◆ Goal of the exercise
Without the pictures, give the entries below again exactly as written.

[Records about charts and figures]
================================

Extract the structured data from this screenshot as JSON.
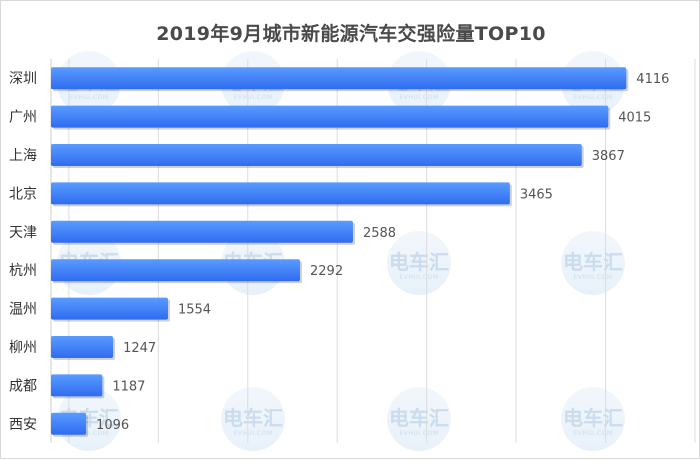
{
  "chart_data": {
    "type": "bar",
    "orientation": "horizontal",
    "title": "2019年9月城市新能源汽车交强险量TOP10",
    "categories": [
      "深圳",
      "广州",
      "上海",
      "北京",
      "天津",
      "杭州",
      "温州",
      "柳州",
      "成都",
      "西安"
    ],
    "values": [
      4116,
      4015,
      3867,
      3465,
      2588,
      2292,
      1554,
      1247,
      1187,
      1096
    ],
    "data_labels": [
      "4116",
      "4015",
      "3867",
      "3465",
      "2588",
      "2292",
      "1554",
      "1247",
      "1187",
      "1096"
    ],
    "xlim": [
      900,
      4500
    ],
    "grid": true,
    "legend": "none",
    "bar_color": "#2f6cf0",
    "bar_color_light": "#5a9bff"
  },
  "watermark": {
    "text": "电车汇",
    "subtext": "EVHUI.COM"
  }
}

================================

◆ Exercise response
Extract the structured data from this screenshot as JSON.
{
  "chart_data": {
    "type": "bar",
    "orientation": "horizontal",
    "title": "2019年9月城市新能源汽车交强险量TOP10",
    "categories": [
      "深圳",
      "广州",
      "上海",
      "北京",
      "天津",
      "杭州",
      "温州",
      "柳州",
      "成都",
      "西安"
    ],
    "values": [
      4116,
      4015,
      3867,
      3465,
      2588,
      2292,
      1554,
      1247,
      1187,
      1096
    ],
    "data_labels": [
      "4116",
      "4015",
      "3867",
      "3465",
      "2588",
      "2292",
      "1554",
      "1247",
      "1187",
      "1096"
    ],
    "xlim": [
      900,
      4500
    ],
    "grid": true,
    "legend": "none",
    "bar_color": "#2f6cf0",
    "bar_color_light": "#5a9bff"
  },
  "watermark": {
    "text": "电车汇",
    "subtext": "EVHUI.COM"
  }
}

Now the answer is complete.